** begin Data to process **

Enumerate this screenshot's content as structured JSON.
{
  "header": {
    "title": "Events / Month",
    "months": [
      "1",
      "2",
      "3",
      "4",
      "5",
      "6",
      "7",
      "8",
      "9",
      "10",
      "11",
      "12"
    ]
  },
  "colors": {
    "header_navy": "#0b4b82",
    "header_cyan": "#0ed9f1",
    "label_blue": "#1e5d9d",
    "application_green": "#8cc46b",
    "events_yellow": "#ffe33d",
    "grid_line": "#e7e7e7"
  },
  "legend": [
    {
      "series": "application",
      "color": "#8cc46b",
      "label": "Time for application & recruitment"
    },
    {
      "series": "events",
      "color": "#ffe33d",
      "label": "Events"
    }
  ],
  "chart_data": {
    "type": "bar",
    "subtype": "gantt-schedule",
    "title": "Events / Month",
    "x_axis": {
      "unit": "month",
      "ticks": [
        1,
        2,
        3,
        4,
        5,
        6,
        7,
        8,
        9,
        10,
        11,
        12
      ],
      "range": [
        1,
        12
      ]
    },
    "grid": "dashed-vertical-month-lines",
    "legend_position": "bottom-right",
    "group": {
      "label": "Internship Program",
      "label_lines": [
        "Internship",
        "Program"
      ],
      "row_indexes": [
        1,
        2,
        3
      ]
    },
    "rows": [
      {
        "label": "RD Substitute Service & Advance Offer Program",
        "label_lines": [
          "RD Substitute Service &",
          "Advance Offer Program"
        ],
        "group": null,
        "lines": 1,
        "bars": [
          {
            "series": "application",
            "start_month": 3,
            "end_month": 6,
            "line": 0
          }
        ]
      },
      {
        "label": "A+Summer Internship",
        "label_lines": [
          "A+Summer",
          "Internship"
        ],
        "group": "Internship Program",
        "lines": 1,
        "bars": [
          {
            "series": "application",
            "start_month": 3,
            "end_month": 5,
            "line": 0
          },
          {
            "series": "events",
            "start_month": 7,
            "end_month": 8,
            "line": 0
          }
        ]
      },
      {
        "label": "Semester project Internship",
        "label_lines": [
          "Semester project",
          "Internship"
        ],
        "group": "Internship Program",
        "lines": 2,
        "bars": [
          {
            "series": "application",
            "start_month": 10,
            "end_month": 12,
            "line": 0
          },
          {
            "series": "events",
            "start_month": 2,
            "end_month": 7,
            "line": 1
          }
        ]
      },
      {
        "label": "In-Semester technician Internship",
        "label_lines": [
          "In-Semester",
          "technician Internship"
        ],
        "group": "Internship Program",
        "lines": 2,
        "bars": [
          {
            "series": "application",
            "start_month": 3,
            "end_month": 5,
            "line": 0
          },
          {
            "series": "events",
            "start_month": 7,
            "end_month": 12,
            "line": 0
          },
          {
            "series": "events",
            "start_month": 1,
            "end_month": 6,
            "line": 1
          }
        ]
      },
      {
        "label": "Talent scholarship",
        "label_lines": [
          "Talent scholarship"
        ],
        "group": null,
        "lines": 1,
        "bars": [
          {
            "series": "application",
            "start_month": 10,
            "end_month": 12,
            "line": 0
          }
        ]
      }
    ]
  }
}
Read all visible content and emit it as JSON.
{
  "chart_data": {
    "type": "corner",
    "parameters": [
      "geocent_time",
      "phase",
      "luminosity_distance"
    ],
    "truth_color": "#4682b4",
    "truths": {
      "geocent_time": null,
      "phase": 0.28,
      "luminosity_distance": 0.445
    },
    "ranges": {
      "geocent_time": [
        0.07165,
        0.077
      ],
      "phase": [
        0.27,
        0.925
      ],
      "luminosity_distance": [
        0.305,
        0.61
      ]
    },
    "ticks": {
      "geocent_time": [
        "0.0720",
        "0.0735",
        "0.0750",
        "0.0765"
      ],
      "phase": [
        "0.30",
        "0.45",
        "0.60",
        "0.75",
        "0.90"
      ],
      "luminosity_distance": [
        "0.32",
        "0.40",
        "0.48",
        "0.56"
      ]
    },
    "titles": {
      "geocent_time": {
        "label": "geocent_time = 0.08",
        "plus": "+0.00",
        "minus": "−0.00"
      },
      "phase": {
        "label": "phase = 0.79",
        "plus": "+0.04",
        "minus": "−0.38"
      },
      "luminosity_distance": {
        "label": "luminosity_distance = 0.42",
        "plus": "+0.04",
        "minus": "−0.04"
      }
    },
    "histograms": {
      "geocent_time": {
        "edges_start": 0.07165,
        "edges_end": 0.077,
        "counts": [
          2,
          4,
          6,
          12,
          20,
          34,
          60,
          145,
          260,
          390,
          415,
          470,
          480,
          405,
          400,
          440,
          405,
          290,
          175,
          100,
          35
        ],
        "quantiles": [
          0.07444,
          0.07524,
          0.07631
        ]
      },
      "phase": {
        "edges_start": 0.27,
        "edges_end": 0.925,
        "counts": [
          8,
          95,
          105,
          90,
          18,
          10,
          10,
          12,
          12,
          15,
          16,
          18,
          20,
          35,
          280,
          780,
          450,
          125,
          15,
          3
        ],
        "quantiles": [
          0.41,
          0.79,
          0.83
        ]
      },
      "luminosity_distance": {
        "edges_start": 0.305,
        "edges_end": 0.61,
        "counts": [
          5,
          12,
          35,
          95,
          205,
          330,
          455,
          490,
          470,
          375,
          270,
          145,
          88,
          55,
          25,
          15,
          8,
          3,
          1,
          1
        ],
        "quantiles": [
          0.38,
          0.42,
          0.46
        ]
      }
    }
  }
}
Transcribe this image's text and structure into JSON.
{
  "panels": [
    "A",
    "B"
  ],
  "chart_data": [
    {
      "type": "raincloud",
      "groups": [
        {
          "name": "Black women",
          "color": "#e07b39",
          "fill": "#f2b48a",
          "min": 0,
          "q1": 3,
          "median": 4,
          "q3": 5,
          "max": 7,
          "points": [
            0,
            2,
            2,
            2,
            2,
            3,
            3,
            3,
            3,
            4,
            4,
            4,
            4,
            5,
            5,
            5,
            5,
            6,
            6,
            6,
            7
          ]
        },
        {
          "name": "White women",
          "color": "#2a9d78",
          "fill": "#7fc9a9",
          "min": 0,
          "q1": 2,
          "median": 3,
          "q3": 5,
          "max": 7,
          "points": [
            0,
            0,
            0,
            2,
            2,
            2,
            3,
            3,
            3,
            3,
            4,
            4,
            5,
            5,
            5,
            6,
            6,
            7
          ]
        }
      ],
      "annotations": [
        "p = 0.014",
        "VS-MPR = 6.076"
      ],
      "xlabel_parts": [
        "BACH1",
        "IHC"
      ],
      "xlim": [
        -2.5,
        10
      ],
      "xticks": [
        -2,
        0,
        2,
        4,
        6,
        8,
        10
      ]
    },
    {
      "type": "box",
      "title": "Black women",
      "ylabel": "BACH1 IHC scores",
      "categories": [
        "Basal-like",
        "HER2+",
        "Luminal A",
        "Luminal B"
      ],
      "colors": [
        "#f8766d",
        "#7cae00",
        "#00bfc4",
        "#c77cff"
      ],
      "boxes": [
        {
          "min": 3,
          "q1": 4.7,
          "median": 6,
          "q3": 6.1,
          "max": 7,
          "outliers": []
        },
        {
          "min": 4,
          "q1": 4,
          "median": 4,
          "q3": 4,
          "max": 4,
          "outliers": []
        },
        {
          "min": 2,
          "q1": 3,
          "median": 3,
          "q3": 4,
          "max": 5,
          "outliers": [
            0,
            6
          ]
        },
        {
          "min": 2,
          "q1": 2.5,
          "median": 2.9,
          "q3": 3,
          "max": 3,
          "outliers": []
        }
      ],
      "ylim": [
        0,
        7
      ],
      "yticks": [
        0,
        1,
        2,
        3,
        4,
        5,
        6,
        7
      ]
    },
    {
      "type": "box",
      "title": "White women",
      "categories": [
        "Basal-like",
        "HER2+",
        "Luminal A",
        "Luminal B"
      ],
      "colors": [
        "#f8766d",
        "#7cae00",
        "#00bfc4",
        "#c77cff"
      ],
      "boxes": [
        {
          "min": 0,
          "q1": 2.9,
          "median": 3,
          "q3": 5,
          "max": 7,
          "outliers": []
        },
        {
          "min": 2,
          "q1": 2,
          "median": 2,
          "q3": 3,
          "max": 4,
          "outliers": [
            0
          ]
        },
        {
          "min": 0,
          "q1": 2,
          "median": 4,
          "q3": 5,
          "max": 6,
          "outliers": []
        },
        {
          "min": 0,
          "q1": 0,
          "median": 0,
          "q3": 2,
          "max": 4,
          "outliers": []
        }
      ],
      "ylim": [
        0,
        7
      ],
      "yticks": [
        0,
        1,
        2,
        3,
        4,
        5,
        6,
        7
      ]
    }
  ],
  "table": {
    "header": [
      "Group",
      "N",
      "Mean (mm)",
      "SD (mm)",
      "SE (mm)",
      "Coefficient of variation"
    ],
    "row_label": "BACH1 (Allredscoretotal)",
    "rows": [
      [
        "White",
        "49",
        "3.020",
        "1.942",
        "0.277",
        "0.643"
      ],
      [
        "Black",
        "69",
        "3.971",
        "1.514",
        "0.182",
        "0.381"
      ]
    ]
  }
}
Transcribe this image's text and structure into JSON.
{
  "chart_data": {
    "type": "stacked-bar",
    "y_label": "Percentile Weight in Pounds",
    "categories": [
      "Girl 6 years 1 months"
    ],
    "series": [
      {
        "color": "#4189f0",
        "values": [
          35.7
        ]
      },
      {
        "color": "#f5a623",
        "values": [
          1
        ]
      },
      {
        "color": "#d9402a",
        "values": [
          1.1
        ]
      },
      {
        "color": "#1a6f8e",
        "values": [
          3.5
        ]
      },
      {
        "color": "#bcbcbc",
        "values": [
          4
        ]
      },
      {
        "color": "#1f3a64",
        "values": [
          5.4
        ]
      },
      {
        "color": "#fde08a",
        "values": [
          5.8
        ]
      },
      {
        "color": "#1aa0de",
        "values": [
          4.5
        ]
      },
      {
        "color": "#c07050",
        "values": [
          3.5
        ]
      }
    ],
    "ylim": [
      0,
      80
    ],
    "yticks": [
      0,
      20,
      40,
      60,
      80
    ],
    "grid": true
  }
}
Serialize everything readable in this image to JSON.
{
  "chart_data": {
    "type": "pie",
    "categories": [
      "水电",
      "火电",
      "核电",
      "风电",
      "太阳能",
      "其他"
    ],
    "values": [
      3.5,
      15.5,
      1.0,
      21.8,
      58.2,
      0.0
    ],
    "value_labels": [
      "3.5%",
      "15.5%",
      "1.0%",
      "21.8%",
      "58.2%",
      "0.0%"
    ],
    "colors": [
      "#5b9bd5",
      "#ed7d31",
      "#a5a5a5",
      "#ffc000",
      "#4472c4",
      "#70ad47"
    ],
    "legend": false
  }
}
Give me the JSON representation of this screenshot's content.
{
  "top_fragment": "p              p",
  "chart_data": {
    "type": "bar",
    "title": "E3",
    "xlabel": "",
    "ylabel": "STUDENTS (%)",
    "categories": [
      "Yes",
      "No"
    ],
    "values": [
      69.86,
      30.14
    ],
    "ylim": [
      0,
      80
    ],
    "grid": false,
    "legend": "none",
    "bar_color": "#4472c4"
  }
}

** end Data to process **

◆ What to produce: Which lines hold the word "ylabel"? Copy every one of them.

◆ Reply to the task:
      "ylabel": "BACH1 IHC scores",
    "ylabel": "STUDENTS (%)",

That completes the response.